## Objective
Pull every line containing "this" from the entries.

* Begin *

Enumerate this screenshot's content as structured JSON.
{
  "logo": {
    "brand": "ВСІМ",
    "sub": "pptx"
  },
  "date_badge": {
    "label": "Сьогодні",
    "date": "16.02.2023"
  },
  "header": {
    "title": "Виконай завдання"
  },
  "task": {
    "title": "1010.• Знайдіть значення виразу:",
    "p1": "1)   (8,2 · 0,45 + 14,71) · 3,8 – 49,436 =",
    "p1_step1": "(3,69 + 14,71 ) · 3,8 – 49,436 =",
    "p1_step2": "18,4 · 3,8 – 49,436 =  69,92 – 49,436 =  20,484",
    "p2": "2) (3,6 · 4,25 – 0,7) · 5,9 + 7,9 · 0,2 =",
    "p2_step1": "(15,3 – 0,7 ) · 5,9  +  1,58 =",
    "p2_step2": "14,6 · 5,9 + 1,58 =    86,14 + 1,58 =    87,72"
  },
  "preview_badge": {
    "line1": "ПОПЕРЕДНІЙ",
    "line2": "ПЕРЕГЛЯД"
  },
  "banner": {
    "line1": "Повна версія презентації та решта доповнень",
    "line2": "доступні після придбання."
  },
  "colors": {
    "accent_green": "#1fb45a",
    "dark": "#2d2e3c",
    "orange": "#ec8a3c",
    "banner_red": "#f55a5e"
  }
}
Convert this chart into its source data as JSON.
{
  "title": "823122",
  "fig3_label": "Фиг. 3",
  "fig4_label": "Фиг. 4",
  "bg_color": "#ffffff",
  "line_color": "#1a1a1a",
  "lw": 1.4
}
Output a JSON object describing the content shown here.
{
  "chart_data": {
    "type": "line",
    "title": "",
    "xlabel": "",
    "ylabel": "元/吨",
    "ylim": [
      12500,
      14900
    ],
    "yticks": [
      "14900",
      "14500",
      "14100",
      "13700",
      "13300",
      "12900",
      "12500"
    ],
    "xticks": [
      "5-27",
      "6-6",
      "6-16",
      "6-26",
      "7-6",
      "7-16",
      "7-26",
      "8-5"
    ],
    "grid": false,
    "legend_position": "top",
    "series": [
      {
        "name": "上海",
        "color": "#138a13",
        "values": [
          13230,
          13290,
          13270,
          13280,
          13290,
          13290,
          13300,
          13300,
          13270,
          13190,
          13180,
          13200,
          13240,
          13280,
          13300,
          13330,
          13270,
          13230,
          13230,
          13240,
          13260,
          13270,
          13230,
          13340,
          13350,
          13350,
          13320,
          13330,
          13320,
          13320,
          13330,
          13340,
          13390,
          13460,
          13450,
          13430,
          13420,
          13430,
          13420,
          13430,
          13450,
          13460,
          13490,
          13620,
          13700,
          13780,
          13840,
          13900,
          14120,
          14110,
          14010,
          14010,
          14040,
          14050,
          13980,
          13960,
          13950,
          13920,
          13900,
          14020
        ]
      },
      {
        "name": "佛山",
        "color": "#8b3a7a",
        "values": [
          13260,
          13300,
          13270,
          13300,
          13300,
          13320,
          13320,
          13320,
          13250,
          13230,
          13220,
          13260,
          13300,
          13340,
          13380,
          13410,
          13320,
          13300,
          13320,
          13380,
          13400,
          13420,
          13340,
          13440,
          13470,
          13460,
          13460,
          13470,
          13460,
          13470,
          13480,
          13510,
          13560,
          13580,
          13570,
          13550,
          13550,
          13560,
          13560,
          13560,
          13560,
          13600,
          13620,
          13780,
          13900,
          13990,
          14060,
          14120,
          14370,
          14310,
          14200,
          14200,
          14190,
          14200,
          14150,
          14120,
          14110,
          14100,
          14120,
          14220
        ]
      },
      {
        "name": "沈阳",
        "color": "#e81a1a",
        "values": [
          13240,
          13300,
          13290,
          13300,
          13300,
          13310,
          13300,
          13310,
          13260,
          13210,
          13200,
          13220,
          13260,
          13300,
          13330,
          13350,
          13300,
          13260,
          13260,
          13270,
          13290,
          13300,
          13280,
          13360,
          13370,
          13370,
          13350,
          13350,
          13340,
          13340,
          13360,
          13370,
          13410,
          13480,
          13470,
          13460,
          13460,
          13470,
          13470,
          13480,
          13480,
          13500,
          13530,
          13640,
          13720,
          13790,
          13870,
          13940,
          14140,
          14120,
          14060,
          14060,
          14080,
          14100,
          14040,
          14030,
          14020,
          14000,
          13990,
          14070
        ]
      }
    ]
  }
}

* End *

## Output
Enumerate this screenshot's content as structured JSON.
Convert this chart into its source data as JSON.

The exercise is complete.